Sharpening high hardness and wear resistant steels

[Steel_Drake]

Slice cuts and edge at about 60* from paper plane (slight increase in affective paper thickness)
https://youtu.be/IxLwfyu0A3Y?t=8m28s

I'm sorry, I still do not understand what you mean. With the number of testing cuts made in each of those videos, some individual test cuts may not have been done with perfect form, but in each case a minimum of dozens and dozens of test cuts were made. Are you talking about the specific test cuts made at the time of the individual video you linked, or are you trying to say that most or all of the many hundreds of sharpness testing pushcuts made across all five videos were actually slices?

 

[HeavyHanded]

Does the sintering process make the Spyderco stones harder than the AlOx in a waterstone?

Unlikely, but by bonding them in an extremely hard binder at very high abrasive density, whatever they cannot grind you are liable to see some burnishing.

Are the ceramic edges better than the waterstone edges or just 'as good'?

 

[BluntCut MetalWorks]

Look at your validation cuts in slow mode (as-sharpened and afterward). When a cut used more than 1cm draw/horiz-movement, well that is a short slice. 2cm draw definite a slice.

* unlisted and maybe remove later on *
[video=youtube_share;jsPQ097PaAE]http://youtu.be/jsPQ097PaAE[/video]

I'm sorry, I still do not understand what you mean. With the number of testing cuts made in each of those videos, some individual test cuts may not have been done with perfect form, but in each case a minimum of dozens and dozens of test cuts were made. Are you talking about the specific test cuts made at the time of the individual video you linked, or are you trying to say that most or all of the many hundreds of sharpness testing pushcuts made across all five videos were actually slices?

 

[Steel_Drake]

Unlikely, but by bonding them in an extremely hard binder at very high abrasive density, whatever they cannot grind you are liable to see some burnishing.

Are the ceramic edges better than the waterstone edges or just 'as good'?

The apexes set on the solid sintered ceramics are better in the sense of having a thinner apex due to not being subject to the slight apex rounding that occurs when making edge leading passes on a friable abrasive with a slurry (i.e. due to the apex ploughing through the slurry), but that is unrelated to the vanadium content of the steel being sharpened.

What I'm referring to instead is this: In the images Jason posted of 10V vs carbon steel sharpened on a Shapton Glass stone, it is obvious that the Shapton Glass stone had severe difficulties grinding the 10V, yet when Jason repeated the process with a muddy King 1000, the scratch pattern on 10V appeared functionally identical to that on VG-10. This matches my own results where soft and muddy waterstones have no trouble fully applying their scratch pattern to high hardness, high vanadium content steels.

Both those results appear to suggest that waterstones that expose fresh abrasive rapidly in use can grind high hardness, high vanadium steels, but that waterstones which do not expose fresh abrasive rapidly in use will struggle to do the same. And, that would make sense, of course, since fresh abrasive should grind better than heavily worn abrasive.

Now the contradiction is that sintered ceramic abrasives do not release fresh abrasive at all, and yet I found no trouble in getting a Spyderco M to grind Maxamet:



What I am trying to understand is how it can simultaneously be the case that strongly bonded waterstones can struggle to abrade high hardness, high vanadium steels while solid sintered alumina benchstones appear not to.

Dataset extract ::

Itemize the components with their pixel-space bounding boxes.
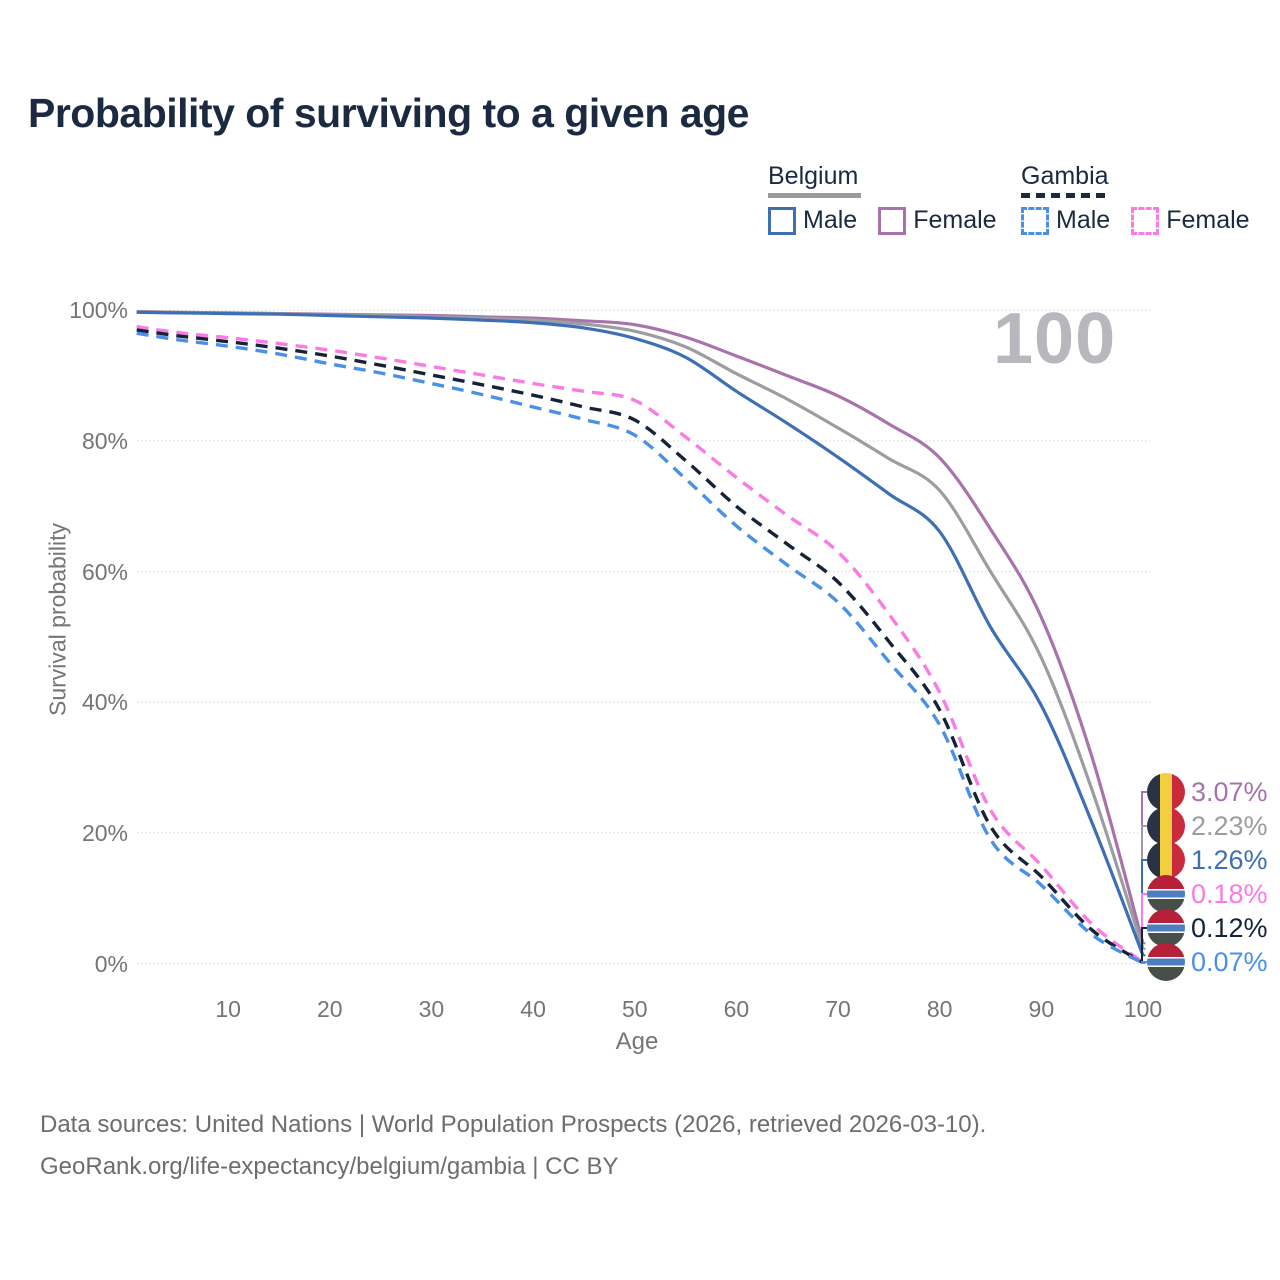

Instructions ::
A. In the sharpening thread, repeat the passage between "https://youtu.be/IxLwfyu0A3Y?t=8m28s" and "in a waterstone?", inclusive, swapping "Spyderco" for "ceramic".
B. Answer these questions from the sharpening thread:
(i) Which stone did Jason use when the scratch pattern on 10V looked functionally identical to that on VG-10?
(ii) Which steel did the Spyderco M grind without trouble?
(iii) In the post by BluntCut MetalWorks, how much draw makes a cut definitely a slice?

Answer list ::
A.
https://youtu.be/IxLwfyu0A3Y?t=8m28s

I'm sorry, I still do not understand what you mean. With the number of testing cuts made in each of those videos, some individual test cuts may not have been done with perfect form, but in each case a minimum of dozens and dozens of test cuts were made. Are you talking about the specific test cuts made at the time of the individual video you linked, or are you trying to say that most or all of the many hundreds of sharpness testing pushcuts made across all five videos were actually slices?

 

[HeavyHanded]

Does the sintering process make the ceramic stones harder than the AlOx in a waterstone?

B.
(i) A muddy King 1000.
(ii) Maxamet.
(iii) 2cm.